[Entries shown]

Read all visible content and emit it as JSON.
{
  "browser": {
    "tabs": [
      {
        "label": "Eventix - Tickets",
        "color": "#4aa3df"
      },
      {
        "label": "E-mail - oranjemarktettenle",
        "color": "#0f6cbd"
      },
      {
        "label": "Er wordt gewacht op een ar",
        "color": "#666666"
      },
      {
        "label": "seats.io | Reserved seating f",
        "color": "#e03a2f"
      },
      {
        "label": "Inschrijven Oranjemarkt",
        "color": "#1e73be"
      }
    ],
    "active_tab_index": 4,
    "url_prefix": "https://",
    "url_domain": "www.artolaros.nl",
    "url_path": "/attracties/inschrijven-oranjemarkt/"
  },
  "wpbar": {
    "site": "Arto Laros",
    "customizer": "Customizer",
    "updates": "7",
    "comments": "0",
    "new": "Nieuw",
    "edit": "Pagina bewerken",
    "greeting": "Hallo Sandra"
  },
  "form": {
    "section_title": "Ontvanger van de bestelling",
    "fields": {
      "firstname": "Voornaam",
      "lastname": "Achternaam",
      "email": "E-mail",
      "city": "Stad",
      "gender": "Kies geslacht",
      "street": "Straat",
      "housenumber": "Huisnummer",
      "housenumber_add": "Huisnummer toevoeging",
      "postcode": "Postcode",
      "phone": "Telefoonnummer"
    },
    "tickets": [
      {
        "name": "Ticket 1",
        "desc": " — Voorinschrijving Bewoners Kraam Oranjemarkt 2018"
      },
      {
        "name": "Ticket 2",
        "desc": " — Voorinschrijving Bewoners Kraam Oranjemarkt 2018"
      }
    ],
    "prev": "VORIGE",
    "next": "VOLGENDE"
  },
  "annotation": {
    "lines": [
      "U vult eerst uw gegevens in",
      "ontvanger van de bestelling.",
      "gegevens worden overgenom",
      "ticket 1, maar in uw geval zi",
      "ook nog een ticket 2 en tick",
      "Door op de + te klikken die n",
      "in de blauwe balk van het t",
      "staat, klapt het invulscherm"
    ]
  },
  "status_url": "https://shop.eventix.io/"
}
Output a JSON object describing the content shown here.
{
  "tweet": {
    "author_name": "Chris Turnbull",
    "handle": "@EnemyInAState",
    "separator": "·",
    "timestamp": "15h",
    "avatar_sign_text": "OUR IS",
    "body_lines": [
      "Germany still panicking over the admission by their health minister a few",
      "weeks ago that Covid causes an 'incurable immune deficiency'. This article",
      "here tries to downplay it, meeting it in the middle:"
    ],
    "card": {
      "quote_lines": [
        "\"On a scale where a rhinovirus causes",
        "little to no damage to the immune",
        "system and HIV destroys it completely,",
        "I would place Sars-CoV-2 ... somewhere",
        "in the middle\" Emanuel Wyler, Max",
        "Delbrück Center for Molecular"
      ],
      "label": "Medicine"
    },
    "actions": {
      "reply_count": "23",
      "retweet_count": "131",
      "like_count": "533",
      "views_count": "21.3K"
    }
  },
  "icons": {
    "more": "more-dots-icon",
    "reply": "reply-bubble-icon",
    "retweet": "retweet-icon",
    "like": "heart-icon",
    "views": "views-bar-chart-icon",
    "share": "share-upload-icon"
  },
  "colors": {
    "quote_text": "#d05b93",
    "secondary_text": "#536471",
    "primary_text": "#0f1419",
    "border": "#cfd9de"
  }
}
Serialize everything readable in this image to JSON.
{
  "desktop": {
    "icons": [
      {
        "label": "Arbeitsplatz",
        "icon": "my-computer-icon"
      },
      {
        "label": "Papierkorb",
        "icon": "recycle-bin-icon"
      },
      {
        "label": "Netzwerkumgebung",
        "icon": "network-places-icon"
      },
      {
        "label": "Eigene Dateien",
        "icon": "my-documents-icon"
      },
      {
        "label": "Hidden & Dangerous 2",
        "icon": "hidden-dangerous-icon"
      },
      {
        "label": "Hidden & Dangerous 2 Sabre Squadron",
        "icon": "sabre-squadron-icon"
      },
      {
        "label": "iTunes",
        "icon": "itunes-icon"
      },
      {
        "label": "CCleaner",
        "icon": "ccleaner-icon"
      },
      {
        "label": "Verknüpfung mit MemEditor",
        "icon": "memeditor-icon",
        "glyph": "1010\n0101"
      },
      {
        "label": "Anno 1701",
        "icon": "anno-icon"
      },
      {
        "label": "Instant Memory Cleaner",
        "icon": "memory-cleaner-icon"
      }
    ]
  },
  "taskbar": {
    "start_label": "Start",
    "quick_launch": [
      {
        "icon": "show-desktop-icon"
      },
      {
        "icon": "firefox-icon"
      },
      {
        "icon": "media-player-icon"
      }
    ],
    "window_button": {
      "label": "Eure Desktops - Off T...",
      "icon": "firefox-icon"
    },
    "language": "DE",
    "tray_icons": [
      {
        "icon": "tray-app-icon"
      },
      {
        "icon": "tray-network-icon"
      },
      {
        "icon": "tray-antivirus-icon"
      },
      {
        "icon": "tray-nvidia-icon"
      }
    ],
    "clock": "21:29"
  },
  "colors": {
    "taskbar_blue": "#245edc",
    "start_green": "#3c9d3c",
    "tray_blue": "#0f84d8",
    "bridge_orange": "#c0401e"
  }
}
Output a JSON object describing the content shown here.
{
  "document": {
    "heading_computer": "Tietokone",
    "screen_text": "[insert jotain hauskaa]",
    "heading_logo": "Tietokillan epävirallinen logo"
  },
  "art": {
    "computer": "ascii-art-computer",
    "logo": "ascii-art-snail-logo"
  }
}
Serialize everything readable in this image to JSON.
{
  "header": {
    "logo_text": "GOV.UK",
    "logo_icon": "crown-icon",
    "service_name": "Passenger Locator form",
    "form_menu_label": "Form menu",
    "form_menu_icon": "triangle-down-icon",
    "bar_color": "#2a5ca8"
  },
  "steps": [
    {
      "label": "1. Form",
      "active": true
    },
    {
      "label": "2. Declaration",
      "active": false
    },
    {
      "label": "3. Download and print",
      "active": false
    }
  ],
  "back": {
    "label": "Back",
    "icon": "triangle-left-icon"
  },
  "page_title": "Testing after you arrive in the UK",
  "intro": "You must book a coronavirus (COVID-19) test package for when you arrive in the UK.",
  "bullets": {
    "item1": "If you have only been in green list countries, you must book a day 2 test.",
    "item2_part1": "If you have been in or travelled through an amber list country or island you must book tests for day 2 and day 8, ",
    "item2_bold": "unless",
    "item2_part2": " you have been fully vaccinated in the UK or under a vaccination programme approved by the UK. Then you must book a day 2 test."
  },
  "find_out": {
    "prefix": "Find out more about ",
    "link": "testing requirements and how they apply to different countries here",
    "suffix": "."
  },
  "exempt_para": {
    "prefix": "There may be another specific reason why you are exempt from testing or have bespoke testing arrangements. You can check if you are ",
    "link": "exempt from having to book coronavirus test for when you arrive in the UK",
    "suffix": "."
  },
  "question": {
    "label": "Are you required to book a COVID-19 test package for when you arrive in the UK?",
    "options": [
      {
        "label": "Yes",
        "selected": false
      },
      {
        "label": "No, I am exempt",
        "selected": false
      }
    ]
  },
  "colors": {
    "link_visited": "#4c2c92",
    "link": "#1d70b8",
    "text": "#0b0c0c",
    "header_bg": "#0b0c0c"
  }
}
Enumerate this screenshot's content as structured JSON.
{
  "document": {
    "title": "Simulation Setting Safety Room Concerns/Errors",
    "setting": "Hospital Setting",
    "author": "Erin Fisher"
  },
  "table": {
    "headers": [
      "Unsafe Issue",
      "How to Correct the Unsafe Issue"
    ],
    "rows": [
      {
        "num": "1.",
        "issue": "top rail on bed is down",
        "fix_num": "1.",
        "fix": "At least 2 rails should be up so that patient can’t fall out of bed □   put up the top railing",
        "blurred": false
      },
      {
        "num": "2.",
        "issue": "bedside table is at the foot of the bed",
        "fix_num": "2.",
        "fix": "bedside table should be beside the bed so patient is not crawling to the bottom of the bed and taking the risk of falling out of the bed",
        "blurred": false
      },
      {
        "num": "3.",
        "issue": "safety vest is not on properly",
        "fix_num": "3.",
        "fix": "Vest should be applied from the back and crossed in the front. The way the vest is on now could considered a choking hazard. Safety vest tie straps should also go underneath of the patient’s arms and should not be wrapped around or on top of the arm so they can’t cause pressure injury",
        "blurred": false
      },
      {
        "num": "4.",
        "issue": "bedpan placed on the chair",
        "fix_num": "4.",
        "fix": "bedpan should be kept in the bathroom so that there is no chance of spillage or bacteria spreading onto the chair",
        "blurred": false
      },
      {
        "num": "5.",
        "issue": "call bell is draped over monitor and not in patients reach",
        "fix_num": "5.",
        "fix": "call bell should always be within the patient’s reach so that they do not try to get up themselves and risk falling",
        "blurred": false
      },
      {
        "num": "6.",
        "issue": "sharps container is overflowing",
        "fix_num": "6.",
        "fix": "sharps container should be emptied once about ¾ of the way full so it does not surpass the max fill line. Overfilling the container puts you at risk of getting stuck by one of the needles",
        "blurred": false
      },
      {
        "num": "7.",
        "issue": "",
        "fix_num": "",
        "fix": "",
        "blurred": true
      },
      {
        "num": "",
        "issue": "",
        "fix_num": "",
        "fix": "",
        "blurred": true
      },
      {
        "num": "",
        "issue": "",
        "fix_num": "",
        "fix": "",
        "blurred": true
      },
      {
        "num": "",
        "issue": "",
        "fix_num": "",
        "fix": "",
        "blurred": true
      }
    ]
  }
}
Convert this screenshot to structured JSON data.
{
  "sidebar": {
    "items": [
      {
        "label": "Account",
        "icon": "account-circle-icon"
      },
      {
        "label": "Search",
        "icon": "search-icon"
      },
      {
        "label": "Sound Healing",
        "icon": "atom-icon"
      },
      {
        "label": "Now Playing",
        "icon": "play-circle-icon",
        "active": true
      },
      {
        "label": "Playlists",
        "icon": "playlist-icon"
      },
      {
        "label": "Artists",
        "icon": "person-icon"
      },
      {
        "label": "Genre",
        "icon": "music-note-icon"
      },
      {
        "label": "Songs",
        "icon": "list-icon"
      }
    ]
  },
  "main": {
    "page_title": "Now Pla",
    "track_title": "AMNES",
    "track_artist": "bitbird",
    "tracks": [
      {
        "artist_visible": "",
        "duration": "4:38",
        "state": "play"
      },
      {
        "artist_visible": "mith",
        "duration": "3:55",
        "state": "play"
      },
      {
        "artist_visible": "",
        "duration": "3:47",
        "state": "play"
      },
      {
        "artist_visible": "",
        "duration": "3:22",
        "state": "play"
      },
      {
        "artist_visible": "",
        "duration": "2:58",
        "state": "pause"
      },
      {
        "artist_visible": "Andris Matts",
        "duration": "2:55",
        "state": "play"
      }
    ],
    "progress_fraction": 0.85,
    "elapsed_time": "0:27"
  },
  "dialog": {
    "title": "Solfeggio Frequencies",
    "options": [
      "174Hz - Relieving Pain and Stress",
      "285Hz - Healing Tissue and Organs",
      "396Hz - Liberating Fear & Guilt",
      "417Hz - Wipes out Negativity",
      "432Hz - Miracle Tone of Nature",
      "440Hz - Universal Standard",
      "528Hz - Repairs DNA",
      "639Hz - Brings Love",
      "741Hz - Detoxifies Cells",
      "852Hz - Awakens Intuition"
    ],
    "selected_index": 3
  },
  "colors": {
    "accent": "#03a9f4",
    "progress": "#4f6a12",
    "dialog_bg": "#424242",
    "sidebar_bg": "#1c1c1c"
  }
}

[/Entries shown]

Assigned task. For the word "reach", say how many lines of the listing include it; give nothing but the number.

Answer area. 2